▶ What you are asked to do
Scan the entries below and extract each line with the word "JSON" in it.

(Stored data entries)
▼

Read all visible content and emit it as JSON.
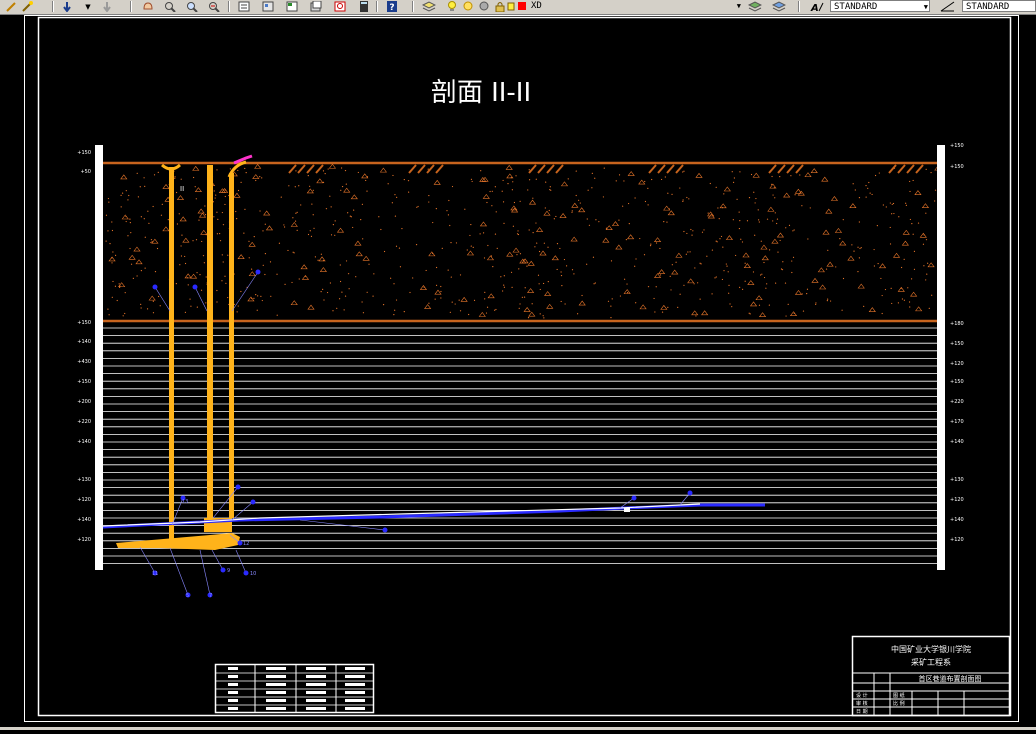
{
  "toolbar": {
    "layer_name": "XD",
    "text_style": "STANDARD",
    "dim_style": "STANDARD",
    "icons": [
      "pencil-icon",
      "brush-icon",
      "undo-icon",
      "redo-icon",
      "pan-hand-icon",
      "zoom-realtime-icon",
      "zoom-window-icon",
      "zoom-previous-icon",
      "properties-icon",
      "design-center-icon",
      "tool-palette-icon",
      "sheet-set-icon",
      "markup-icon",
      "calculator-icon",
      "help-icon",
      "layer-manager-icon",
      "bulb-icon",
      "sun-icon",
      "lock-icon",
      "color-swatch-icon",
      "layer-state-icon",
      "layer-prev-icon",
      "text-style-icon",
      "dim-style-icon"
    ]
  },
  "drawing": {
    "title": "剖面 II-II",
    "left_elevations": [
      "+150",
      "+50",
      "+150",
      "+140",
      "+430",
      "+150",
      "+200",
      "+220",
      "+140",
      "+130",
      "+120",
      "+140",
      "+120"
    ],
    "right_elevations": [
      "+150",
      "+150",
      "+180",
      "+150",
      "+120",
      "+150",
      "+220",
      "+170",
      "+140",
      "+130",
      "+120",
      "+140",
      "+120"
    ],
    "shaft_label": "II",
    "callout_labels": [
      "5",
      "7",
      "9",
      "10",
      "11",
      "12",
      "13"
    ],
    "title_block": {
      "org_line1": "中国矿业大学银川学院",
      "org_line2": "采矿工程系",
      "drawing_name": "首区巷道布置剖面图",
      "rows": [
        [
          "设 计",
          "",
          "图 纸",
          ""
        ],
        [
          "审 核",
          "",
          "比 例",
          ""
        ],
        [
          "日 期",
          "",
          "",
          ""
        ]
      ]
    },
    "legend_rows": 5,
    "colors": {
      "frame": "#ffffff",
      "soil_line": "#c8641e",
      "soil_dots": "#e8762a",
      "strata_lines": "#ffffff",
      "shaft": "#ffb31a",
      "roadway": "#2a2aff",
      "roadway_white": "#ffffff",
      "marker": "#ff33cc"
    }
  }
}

▲
▼

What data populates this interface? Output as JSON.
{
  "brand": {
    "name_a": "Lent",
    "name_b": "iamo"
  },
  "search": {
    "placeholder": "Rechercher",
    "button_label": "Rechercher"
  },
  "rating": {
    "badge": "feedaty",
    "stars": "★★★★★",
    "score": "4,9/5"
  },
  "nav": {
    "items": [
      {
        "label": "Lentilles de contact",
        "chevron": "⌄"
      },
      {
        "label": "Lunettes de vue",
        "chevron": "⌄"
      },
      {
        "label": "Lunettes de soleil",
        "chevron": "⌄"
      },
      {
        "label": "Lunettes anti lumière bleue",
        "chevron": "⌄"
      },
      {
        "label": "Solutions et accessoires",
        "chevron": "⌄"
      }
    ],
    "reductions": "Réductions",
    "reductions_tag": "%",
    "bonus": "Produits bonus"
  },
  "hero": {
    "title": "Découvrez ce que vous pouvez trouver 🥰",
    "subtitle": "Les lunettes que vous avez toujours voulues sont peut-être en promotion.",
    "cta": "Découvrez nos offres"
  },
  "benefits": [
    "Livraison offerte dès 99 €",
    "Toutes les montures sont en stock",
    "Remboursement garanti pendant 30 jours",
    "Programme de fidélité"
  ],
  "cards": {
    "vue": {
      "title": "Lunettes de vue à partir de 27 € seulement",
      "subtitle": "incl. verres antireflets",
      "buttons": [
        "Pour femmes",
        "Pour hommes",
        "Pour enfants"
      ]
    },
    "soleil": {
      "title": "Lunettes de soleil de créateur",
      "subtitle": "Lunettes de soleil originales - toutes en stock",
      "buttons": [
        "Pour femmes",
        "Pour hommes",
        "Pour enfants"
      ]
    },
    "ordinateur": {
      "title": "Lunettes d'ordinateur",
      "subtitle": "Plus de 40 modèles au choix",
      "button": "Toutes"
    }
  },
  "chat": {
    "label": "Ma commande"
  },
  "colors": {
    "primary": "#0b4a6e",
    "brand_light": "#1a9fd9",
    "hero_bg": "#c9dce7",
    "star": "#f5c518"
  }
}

▲

▶ Correct output
Read all visible content and emit it as JSON.
What data populates this interface? Output as JSON.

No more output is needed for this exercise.